» **Aim of the task**
In the listing below, identify each line with the word "Singh" and return those lines.

» **Listed entries**
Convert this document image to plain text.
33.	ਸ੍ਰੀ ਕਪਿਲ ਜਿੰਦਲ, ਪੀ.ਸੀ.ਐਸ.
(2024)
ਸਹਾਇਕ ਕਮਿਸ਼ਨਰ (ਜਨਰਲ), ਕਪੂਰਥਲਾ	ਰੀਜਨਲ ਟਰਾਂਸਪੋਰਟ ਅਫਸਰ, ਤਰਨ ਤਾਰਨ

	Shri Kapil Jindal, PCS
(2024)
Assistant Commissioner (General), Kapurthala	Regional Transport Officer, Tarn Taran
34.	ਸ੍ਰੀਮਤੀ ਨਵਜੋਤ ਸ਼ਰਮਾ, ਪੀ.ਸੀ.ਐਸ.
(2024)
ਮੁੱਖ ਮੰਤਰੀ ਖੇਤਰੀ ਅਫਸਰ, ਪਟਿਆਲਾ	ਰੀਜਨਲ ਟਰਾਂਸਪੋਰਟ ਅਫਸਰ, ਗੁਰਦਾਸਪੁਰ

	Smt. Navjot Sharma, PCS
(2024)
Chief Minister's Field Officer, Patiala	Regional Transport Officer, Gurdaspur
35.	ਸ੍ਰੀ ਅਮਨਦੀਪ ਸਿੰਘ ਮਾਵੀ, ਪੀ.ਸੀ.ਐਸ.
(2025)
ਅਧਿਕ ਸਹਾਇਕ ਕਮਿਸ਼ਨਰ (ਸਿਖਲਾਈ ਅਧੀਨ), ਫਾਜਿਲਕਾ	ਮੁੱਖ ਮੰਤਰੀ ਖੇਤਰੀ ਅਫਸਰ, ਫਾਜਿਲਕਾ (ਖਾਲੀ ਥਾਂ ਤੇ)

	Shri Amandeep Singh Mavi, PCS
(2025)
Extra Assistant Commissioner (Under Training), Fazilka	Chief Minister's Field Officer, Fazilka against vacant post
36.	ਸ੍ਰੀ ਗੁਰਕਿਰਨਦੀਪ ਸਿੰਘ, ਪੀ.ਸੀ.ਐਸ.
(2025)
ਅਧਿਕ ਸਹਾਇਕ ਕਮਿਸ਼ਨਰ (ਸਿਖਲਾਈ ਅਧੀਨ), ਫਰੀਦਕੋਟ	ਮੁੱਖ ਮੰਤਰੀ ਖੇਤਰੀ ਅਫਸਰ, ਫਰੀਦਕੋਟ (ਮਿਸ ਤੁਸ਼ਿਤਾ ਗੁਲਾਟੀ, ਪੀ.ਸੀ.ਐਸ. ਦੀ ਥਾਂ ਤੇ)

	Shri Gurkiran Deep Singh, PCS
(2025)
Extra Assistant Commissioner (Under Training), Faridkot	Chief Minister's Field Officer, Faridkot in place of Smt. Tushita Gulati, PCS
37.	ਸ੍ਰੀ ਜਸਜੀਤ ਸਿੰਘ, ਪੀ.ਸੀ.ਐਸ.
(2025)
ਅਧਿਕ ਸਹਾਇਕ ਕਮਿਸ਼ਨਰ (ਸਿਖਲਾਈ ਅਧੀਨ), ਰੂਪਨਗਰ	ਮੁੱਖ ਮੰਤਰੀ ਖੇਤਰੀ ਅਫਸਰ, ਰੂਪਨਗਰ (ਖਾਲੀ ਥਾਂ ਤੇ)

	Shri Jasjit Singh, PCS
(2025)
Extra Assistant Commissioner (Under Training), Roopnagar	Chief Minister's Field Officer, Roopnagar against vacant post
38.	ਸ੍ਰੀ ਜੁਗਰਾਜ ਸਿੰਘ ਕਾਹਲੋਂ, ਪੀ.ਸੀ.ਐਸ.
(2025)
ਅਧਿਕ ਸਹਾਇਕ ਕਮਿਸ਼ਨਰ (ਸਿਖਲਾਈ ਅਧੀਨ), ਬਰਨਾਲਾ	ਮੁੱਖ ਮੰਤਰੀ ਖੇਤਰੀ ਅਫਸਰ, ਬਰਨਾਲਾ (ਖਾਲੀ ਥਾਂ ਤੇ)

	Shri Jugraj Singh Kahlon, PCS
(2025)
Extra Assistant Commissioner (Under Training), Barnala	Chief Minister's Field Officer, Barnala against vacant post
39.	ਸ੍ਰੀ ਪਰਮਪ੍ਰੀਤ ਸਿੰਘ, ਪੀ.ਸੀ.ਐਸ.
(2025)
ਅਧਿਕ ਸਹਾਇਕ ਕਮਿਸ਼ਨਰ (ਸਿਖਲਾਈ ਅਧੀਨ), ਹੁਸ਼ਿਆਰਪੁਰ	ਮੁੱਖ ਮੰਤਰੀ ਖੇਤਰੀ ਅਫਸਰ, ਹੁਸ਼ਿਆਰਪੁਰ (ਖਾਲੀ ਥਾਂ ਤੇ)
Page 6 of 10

» **Completed exercise**
	Shri Amandeep Singh Mavi, PCS
	Shri Gurkiran Deep Singh, PCS
	Shri Jasjit Singh, PCS
	Shri Jugraj Singh Kahlon, PCS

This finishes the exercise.